- _Material for the task_:
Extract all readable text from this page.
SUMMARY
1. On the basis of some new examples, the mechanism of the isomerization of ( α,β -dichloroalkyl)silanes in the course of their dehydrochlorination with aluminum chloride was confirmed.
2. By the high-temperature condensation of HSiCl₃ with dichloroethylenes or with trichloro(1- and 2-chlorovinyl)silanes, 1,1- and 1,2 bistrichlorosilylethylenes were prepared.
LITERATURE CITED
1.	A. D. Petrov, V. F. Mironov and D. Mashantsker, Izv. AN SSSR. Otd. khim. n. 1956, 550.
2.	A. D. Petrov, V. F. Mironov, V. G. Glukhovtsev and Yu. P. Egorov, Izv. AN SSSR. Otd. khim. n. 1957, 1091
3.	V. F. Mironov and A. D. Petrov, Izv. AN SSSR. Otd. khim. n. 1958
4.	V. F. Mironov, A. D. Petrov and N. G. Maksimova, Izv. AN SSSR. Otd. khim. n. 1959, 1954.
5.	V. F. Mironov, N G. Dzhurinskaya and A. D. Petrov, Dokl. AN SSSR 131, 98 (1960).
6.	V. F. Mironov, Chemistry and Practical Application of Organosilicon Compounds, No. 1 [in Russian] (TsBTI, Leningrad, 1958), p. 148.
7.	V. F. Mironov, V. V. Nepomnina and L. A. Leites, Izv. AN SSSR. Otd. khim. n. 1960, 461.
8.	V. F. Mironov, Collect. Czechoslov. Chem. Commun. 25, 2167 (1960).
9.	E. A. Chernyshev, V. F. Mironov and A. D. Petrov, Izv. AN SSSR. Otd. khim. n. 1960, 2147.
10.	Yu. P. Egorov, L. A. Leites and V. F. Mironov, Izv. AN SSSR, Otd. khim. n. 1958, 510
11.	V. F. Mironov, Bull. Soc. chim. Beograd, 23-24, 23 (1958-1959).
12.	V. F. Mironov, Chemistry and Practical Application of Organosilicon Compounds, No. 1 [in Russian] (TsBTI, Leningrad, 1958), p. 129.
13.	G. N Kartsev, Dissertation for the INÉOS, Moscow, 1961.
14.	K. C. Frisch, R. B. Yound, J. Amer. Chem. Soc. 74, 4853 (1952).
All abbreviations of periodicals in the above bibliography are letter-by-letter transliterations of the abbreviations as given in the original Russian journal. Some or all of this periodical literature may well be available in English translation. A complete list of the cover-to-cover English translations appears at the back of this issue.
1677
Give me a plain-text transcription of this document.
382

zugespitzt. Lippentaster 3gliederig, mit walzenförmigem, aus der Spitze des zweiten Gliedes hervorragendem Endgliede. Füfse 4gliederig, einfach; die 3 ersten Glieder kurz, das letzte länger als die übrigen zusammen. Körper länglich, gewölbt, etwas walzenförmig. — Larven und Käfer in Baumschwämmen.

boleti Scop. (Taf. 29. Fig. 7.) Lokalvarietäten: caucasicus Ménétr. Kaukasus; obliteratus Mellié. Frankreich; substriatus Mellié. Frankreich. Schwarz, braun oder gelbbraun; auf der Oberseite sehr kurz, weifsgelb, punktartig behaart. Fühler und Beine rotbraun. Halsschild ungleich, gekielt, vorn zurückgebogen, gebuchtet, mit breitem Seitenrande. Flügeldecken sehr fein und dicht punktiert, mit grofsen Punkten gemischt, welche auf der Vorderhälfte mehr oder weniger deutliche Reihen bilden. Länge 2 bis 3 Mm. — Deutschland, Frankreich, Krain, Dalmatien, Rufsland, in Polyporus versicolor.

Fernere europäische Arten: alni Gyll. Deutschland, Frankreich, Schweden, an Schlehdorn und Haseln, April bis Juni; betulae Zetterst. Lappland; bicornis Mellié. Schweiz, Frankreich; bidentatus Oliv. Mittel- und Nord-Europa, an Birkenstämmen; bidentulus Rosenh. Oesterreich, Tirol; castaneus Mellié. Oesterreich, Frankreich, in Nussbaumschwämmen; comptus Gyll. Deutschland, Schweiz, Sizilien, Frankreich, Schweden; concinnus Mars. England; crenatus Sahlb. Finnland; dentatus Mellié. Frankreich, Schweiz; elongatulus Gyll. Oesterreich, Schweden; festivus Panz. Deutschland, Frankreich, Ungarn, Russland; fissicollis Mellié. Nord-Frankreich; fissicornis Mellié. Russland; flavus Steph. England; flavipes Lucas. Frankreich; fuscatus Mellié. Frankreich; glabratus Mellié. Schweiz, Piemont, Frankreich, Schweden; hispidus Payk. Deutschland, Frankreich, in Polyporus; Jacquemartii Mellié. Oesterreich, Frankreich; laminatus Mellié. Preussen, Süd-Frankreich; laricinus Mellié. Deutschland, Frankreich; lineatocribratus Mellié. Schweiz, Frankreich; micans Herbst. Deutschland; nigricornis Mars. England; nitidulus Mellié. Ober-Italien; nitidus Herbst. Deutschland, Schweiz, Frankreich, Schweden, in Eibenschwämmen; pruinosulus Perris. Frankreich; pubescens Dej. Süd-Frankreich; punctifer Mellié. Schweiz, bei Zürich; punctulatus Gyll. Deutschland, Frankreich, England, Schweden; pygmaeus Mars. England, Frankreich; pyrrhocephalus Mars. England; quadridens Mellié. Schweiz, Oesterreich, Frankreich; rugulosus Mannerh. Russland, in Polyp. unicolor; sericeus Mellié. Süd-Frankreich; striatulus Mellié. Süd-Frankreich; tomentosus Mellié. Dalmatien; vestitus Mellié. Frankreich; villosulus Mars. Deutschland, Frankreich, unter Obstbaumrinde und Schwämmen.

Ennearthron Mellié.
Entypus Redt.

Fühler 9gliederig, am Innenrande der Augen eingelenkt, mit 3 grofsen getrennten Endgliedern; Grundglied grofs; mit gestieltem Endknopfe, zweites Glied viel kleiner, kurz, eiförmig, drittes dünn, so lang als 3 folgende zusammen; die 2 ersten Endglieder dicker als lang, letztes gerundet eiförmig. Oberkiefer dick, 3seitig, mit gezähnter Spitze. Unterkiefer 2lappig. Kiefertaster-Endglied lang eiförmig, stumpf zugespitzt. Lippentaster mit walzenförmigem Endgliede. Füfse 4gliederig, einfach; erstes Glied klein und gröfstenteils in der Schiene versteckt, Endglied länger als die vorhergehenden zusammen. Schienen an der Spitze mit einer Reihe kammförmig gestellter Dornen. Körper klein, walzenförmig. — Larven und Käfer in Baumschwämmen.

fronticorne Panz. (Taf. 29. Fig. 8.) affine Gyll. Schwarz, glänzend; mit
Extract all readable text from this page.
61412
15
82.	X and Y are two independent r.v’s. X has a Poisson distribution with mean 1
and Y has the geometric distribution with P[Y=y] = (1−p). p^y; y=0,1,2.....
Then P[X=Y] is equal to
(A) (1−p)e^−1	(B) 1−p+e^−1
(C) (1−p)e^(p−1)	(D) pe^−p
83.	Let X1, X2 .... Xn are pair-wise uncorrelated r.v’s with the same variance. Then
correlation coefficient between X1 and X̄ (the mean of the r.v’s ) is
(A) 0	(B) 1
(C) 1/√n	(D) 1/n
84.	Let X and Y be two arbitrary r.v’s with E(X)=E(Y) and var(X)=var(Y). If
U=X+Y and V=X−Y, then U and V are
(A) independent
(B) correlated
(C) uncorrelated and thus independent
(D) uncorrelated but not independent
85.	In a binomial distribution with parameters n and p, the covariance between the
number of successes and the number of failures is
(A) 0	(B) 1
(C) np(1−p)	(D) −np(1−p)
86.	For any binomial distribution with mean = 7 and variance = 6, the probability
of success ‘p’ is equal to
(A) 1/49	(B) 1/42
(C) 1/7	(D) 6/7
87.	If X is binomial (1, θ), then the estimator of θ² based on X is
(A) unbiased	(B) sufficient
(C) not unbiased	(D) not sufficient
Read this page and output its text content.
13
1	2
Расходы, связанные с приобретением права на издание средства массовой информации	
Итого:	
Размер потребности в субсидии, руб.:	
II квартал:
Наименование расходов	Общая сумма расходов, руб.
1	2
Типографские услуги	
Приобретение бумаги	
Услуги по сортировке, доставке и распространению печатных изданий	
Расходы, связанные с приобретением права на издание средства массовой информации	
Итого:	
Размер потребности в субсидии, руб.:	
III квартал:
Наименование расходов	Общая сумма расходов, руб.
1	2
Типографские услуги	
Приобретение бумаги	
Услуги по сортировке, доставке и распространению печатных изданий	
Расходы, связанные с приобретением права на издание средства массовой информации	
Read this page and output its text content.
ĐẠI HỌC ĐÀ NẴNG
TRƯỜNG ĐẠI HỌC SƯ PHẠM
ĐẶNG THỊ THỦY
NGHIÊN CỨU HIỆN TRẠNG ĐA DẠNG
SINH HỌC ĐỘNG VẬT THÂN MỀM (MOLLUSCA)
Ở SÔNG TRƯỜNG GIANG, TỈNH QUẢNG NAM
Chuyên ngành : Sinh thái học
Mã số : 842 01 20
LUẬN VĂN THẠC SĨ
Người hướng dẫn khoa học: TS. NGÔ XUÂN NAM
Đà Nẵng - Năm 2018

- _What you need to do_:
From the listing above, copy all lines holding the word "Leningrad".

- _Reply to the task_:
6.	V. F. Mironov, Chemistry and Practical Application of Organosilicon Compounds, No. 1 [in Russian] (TsBTI, Leningrad, 1958), p. 148.
12.	V. F. Mironov, Chemistry and Practical Application of Organosilicon Compounds, No. 1 [in Russian] (TsBTI, Leningrad, 1958), p. 129.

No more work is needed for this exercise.